--- start of Material for this exercise ---
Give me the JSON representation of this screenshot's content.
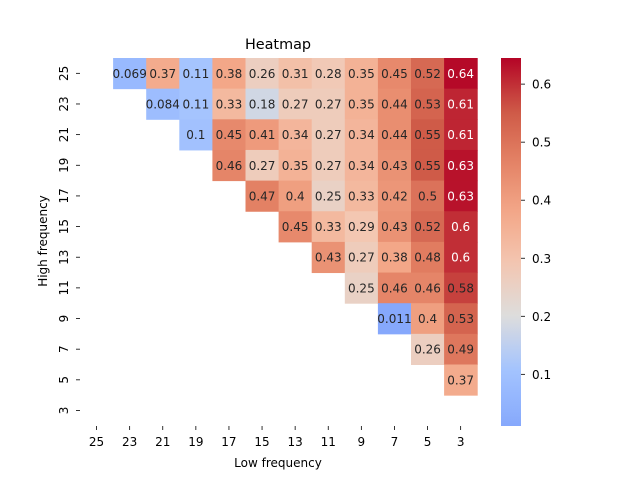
{
  "chart_data": {
    "type": "heatmap",
    "title": "Heatmap",
    "xlabel": "Low frequency",
    "ylabel": "High frequency",
    "x_categories": [
      "25",
      "23",
      "21",
      "19",
      "17",
      "15",
      "13",
      "11",
      "9",
      "7",
      "5",
      "3"
    ],
    "y_categories": [
      "25",
      "23",
      "21",
      "19",
      "17",
      "15",
      "13",
      "11",
      "9",
      "7",
      "5",
      "3"
    ],
    "cells": [
      [
        "",
        "0.069",
        "0.37",
        "0.11",
        "0.38",
        "0.26",
        "0.31",
        "0.28",
        "0.35",
        "0.45",
        "0.52",
        "0.64"
      ],
      [
        "",
        "",
        "0.084",
        "0.11",
        "0.33",
        "0.18",
        "0.27",
        "0.27",
        "0.35",
        "0.44",
        "0.53",
        "0.61"
      ],
      [
        "",
        "",
        "",
        "0.1",
        "0.45",
        "0.41",
        "0.34",
        "0.27",
        "0.34",
        "0.44",
        "0.55",
        "0.61"
      ],
      [
        "",
        "",
        "",
        "",
        "0.46",
        "0.27",
        "0.35",
        "0.27",
        "0.34",
        "0.43",
        "0.55",
        "0.63"
      ],
      [
        "",
        "",
        "",
        "",
        "",
        "0.47",
        "0.4",
        "0.25",
        "0.33",
        "0.42",
        "0.5",
        "0.63"
      ],
      [
        "",
        "",
        "",
        "",
        "",
        "",
        "0.45",
        "0.33",
        "0.29",
        "0.43",
        "0.52",
        "0.6"
      ],
      [
        "",
        "",
        "",
        "",
        "",
        "",
        "",
        "0.43",
        "0.27",
        "0.38",
        "0.48",
        "0.6"
      ],
      [
        "",
        "",
        "",
        "",
        "",
        "",
        "",
        "",
        "0.25",
        "0.46",
        "0.46",
        "0.58"
      ],
      [
        "",
        "",
        "",
        "",
        "",
        "",
        "",
        "",
        "",
        "0.011",
        "0.4",
        "0.53"
      ],
      [
        "",
        "",
        "",
        "",
        "",
        "",
        "",
        "",
        "",
        "",
        "0.26",
        "0.49"
      ],
      [
        "",
        "",
        "",
        "",
        "",
        "",
        "",
        "",
        "",
        "",
        "",
        "0.37"
      ],
      [
        "",
        "",
        "",
        "",
        "",
        "",
        "",
        "",
        "",
        "",
        "",
        ""
      ]
    ],
    "colorbar": {
      "colormap": "coolwarm",
      "range": [
        0.011,
        0.645
      ],
      "ticks": [
        "0.1",
        "0.2",
        "0.3",
        "0.4",
        "0.5",
        "0.6"
      ]
    },
    "grid": false
  }
}
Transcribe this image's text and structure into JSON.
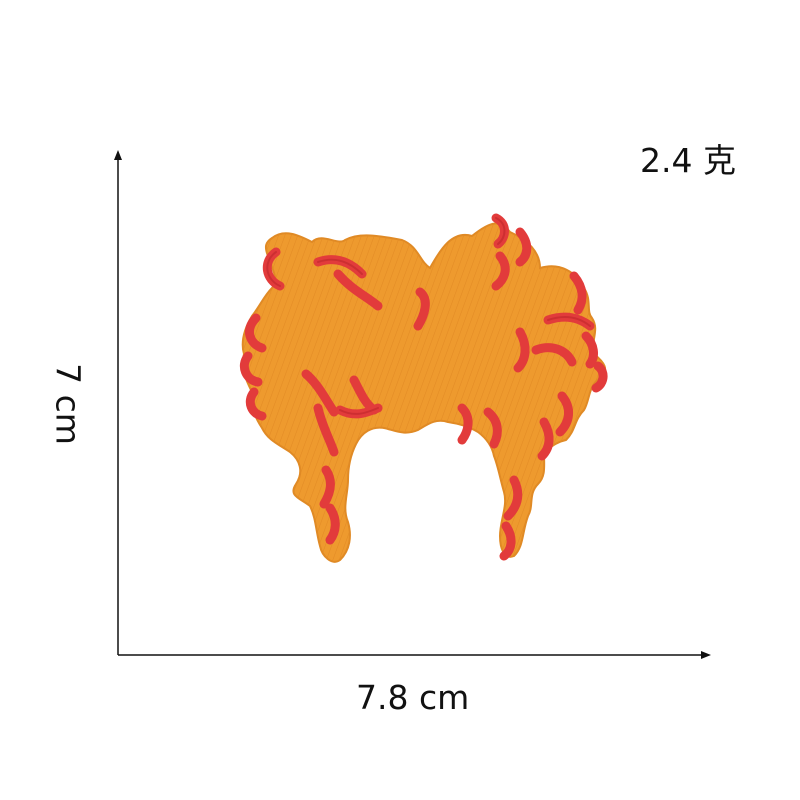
{
  "dimensions": {
    "weight": "2.4 克",
    "height": "7 cm",
    "width": "7.8 cm"
  },
  "patch": {
    "subject": "flame-shaped embroidered patch",
    "colors": {
      "body": "#EE9A2E",
      "body_shade": "#D9801C",
      "edge": "#E23B3B",
      "edge_dark": "#C42A2E"
    }
  },
  "axes_color": "#111111"
}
--- end of Material for this exercise ---
What is needed: In the data above, find the line with "Transcribe this image's" and repeat it and every line after it through the end, exactly; leave the pictures out.

Answer to this exercise:
Transcribe this image's text and structure into JSON.
{
  "dimensions": {
    "weight": "2.4 克",
    "height": "7 cm",
    "width": "7.8 cm"
  },
  "patch": {
    "subject": "flame-shaped embroidered patch",
    "colors": {
      "body": "#EE9A2E",
      "body_shade": "#D9801C",
      "edge": "#E23B3B",
      "edge_dark": "#C42A2E"
    }
  },
  "axes_color": "#111111"
}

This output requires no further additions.